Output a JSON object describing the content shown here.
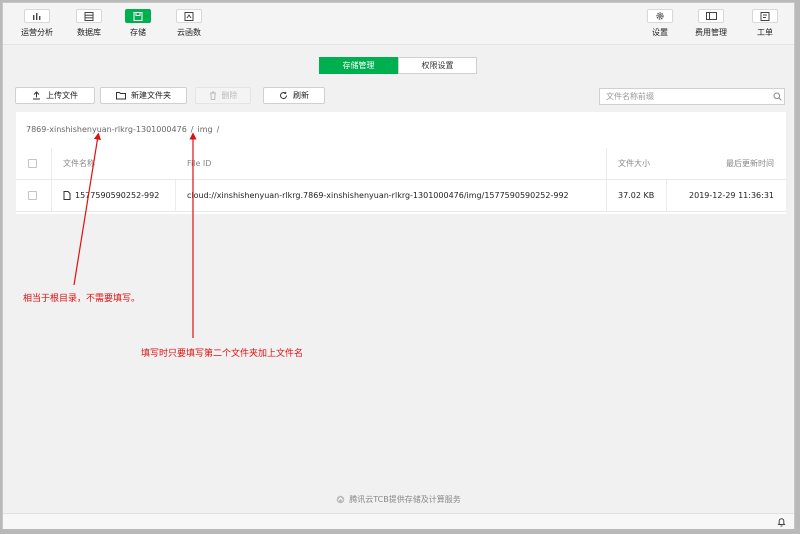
{
  "toolbar": {
    "left": [
      {
        "label": "运营分析",
        "icon": "bar-chart-icon"
      },
      {
        "label": "数据库",
        "icon": "database-icon"
      },
      {
        "label": "存储",
        "icon": "storage-icon",
        "active": true
      },
      {
        "label": "云函数",
        "icon": "cloud-function-icon"
      }
    ],
    "right": [
      {
        "label": "设置",
        "icon": "gear-icon"
      },
      {
        "label": "费用管理",
        "icon": "billing-icon"
      },
      {
        "label": "工单",
        "icon": "ticket-icon"
      }
    ]
  },
  "tabs": [
    {
      "label": "存储管理",
      "active": true
    },
    {
      "label": "权限设置",
      "active": false
    }
  ],
  "actions": {
    "upload": "上传文件",
    "new_folder": "新建文件夹",
    "delete": "删除",
    "refresh": "刷新"
  },
  "search": {
    "placeholder": "文件名称前缀"
  },
  "breadcrumb": {
    "root": "7869-xinshishenyuan-rlkrg-1301000476",
    "sep1": "/",
    "folder": "img",
    "sep2": "/"
  },
  "table": {
    "headers": {
      "name": "文件名称",
      "file_id": "File ID",
      "size": "文件大小",
      "updated": "最后更新时间"
    },
    "rows": [
      {
        "name": "1577590590252-992",
        "file_id": "cloud://xinshishenyuan-rlkrg.7869-xinshishenyuan-rlkrg-1301000476/img/1577590590252-992",
        "size": "37.02 KB",
        "updated": "2019-12-29 11:36:31"
      }
    ]
  },
  "annotations": {
    "note1": "相当于根目录，不需要填写。",
    "note2": "填写时只要填写第二个文件夹加上文件名"
  },
  "footer": {
    "text": "腾讯云TCB提供存储及计算服务"
  },
  "colors": {
    "accent": "#00b050",
    "annotation": "#e01010"
  }
}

-- Problem details --
Take every line above carrying "icon" and return it.

-- Task answer --
        "icon": "bar-chart-icon"
        "icon": "database-icon"
        "icon": "storage-icon",
        "icon": "cloud-function-icon"
        "icon": "gear-icon"
        "icon": "billing-icon"
        "icon": "ticket-icon"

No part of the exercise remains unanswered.